Problem => List, from the lines below, each one with "marker" in it.

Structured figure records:
☆ ☆ ☆ ☆ ☆
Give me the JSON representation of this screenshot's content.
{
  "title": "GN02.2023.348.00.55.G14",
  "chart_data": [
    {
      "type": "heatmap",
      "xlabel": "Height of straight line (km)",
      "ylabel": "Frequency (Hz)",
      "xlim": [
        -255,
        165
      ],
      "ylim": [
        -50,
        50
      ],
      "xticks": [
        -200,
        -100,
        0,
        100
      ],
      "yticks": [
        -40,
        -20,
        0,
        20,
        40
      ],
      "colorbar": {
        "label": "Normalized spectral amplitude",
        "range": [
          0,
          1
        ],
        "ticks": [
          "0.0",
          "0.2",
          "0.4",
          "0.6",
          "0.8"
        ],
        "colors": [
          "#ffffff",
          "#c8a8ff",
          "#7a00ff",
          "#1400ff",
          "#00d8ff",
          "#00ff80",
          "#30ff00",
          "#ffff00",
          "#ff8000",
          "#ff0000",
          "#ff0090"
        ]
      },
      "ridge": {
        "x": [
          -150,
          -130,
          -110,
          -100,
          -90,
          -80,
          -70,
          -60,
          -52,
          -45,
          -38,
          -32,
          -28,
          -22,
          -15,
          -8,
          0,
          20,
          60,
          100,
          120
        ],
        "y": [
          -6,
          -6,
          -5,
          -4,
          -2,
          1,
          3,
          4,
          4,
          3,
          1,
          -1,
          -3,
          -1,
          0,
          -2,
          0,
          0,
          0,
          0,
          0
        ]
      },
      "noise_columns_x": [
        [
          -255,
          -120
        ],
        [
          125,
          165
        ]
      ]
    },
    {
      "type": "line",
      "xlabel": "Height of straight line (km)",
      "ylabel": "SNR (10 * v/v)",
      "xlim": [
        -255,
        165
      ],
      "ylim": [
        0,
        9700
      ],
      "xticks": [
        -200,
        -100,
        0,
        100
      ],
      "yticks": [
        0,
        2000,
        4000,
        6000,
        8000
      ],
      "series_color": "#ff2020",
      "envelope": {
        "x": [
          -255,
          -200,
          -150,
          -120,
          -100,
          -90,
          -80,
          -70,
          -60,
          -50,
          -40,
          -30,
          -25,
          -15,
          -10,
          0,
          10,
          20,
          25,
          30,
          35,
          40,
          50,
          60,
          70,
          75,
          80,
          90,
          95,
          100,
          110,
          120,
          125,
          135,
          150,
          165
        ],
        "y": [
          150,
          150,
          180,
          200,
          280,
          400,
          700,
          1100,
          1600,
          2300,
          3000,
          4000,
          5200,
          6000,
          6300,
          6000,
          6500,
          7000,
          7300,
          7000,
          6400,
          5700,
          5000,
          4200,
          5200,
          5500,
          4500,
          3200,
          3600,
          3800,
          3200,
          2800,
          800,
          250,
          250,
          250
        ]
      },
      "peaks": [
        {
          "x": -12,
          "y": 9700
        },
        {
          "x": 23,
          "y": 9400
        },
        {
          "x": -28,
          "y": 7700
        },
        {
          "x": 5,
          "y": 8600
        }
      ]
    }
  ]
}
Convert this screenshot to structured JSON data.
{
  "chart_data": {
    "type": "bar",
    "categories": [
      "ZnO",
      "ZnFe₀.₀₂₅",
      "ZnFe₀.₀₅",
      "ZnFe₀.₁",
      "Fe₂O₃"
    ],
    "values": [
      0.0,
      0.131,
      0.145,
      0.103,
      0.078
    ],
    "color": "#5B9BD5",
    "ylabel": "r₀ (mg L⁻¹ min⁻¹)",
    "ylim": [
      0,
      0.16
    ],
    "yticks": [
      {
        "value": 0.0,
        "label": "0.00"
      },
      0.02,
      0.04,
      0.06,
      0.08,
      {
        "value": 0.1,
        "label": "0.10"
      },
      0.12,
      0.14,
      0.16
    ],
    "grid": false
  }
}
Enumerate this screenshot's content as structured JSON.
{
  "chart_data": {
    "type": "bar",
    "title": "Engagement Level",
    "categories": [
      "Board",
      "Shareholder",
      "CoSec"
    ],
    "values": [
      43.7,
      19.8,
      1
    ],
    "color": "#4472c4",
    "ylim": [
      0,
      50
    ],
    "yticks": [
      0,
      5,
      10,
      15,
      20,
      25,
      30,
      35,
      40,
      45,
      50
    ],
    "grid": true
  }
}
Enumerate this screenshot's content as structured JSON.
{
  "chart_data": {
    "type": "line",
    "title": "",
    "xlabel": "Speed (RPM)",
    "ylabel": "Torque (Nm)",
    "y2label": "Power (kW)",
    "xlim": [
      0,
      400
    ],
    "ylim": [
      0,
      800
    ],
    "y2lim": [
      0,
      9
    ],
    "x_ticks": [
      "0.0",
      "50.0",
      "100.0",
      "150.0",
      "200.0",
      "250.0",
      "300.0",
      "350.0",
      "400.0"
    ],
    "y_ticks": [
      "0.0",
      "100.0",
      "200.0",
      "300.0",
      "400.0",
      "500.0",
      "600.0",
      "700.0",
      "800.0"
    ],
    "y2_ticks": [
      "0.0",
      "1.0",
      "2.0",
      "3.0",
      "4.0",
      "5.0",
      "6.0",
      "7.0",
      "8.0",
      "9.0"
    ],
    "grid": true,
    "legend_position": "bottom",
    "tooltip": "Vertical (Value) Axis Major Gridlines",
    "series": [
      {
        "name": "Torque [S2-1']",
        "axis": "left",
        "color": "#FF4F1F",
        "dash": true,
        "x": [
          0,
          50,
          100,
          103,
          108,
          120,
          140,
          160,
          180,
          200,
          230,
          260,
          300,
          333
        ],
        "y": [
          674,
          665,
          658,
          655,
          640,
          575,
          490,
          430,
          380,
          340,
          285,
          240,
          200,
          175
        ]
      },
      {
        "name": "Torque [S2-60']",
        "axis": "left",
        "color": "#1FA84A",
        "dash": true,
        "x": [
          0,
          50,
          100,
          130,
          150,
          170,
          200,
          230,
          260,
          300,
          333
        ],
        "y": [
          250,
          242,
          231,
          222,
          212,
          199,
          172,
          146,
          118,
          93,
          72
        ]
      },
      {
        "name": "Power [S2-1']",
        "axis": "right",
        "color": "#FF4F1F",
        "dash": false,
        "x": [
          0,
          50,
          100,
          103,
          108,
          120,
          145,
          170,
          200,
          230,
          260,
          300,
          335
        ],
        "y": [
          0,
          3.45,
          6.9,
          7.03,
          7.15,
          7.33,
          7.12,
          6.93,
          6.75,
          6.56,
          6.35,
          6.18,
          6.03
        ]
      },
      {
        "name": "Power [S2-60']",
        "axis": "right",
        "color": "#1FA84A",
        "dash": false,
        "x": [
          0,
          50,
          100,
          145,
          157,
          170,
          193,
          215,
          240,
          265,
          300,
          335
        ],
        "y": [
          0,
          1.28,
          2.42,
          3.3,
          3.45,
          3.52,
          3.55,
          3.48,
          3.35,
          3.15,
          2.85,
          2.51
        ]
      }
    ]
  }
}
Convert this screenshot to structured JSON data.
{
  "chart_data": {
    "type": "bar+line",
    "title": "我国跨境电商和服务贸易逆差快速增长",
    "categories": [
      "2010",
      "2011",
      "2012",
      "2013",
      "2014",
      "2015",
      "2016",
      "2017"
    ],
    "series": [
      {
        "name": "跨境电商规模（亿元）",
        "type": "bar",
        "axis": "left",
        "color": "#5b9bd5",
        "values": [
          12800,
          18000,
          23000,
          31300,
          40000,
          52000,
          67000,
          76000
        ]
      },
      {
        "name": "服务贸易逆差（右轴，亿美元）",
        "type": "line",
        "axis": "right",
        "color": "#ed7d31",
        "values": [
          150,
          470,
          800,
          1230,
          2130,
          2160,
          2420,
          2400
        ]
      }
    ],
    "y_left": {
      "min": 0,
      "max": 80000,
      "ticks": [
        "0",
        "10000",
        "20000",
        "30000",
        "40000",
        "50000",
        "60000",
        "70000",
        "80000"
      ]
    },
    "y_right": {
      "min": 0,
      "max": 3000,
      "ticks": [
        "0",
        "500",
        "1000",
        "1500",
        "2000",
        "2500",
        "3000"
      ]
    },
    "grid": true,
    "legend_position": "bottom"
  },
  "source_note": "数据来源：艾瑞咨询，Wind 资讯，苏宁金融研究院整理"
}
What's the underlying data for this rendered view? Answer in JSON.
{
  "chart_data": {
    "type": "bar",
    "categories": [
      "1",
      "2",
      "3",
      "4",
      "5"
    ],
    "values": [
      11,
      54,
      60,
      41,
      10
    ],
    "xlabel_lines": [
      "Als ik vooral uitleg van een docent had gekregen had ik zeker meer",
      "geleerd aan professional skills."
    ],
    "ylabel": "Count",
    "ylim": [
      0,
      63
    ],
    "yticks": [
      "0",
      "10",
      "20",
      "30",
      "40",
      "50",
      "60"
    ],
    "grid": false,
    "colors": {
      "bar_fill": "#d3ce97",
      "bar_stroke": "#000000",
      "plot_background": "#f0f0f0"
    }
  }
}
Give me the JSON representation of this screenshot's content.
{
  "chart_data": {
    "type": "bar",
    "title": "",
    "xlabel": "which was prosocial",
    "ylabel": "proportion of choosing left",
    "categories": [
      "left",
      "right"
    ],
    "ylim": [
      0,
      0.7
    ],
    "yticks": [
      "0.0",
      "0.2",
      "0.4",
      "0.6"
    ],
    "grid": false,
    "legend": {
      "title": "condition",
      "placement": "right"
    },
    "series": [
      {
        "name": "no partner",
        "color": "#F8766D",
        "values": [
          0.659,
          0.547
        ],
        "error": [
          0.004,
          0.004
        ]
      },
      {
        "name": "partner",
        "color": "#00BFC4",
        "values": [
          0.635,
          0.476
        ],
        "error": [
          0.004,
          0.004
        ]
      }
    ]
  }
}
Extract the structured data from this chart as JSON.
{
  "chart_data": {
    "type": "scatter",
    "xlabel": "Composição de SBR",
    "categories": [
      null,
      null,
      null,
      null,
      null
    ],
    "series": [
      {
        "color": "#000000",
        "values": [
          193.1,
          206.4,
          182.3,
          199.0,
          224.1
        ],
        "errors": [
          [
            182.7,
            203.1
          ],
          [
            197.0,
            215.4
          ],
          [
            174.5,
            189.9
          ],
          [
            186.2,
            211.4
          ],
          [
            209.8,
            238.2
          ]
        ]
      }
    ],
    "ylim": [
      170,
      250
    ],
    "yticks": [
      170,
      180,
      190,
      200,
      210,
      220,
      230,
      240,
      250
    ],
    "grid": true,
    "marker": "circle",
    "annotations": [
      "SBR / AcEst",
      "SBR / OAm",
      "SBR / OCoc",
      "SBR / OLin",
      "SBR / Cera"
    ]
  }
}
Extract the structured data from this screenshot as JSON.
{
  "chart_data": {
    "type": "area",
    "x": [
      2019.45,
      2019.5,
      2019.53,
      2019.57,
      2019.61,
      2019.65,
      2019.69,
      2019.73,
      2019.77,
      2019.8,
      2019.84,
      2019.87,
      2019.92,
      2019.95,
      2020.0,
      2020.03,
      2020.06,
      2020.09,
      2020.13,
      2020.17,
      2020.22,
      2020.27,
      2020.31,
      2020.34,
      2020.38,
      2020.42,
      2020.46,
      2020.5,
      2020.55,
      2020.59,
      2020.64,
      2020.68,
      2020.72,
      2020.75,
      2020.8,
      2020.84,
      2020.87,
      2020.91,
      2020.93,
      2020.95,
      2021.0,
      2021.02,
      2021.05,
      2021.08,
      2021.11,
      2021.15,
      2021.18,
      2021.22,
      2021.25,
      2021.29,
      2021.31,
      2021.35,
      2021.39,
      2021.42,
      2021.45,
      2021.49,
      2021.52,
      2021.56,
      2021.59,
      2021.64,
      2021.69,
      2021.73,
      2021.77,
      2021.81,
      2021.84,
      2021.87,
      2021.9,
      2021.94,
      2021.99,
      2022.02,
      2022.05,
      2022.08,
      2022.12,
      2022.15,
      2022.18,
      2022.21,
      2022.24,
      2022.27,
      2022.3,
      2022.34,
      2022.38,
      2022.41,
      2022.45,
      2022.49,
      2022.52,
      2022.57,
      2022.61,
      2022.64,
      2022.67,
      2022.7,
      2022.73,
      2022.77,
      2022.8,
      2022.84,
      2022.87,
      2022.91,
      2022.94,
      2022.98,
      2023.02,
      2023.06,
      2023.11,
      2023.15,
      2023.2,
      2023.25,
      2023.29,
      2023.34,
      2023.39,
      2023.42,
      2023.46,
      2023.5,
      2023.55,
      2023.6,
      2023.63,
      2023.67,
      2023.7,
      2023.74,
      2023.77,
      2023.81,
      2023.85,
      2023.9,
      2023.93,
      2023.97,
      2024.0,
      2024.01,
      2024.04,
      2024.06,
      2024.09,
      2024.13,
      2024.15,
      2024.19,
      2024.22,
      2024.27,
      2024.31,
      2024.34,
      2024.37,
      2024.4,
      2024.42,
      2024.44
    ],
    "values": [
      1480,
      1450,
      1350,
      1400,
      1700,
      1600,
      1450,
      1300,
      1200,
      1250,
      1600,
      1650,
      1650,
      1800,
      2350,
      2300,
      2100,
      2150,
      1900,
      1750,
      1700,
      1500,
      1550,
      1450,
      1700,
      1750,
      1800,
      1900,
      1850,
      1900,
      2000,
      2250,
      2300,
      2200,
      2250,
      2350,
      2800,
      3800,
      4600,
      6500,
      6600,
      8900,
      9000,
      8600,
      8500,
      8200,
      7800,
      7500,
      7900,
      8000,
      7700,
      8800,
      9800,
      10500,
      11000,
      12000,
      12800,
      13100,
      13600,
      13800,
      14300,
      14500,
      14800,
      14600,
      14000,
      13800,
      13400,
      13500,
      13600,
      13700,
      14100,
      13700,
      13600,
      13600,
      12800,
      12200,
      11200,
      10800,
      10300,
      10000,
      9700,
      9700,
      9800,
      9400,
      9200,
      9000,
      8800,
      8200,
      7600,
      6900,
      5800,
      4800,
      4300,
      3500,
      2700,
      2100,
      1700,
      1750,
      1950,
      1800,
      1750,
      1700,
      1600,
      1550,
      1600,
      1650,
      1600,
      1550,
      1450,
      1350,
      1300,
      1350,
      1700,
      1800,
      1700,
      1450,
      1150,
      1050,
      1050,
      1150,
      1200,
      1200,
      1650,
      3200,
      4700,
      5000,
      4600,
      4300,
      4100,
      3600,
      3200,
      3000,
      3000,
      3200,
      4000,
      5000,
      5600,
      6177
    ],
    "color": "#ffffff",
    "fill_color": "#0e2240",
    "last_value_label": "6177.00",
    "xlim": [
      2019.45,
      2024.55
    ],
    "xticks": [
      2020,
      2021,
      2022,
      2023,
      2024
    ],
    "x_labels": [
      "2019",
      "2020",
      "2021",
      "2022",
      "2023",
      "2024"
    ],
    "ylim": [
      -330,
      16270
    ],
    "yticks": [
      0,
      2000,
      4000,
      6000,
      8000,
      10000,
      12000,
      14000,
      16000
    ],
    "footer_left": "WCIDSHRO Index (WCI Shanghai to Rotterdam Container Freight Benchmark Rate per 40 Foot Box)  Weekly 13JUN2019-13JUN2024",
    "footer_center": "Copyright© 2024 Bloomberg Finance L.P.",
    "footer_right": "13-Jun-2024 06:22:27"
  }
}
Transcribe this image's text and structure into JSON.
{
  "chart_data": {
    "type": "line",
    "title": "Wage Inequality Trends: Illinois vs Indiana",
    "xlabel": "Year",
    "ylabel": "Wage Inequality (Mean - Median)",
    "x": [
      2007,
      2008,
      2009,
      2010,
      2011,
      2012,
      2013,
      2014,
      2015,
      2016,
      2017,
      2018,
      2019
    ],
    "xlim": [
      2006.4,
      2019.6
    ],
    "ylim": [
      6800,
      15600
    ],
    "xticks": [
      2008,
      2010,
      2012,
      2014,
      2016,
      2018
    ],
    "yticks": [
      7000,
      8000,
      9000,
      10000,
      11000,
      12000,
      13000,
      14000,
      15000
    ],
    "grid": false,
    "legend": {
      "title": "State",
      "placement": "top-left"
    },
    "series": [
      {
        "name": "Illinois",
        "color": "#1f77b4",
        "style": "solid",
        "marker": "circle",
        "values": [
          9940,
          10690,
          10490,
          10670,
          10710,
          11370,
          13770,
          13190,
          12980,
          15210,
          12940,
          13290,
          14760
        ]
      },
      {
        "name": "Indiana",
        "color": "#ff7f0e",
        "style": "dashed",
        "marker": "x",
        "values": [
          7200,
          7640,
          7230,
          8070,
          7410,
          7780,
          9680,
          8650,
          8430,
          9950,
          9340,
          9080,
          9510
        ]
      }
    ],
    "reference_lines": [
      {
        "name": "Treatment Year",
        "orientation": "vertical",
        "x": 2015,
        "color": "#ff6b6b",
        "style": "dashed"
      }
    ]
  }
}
☆ ☆ ☆ ☆ ☆
Correct answer =>
    "marker": "circle",
        "marker": "circle",
        "marker": "x",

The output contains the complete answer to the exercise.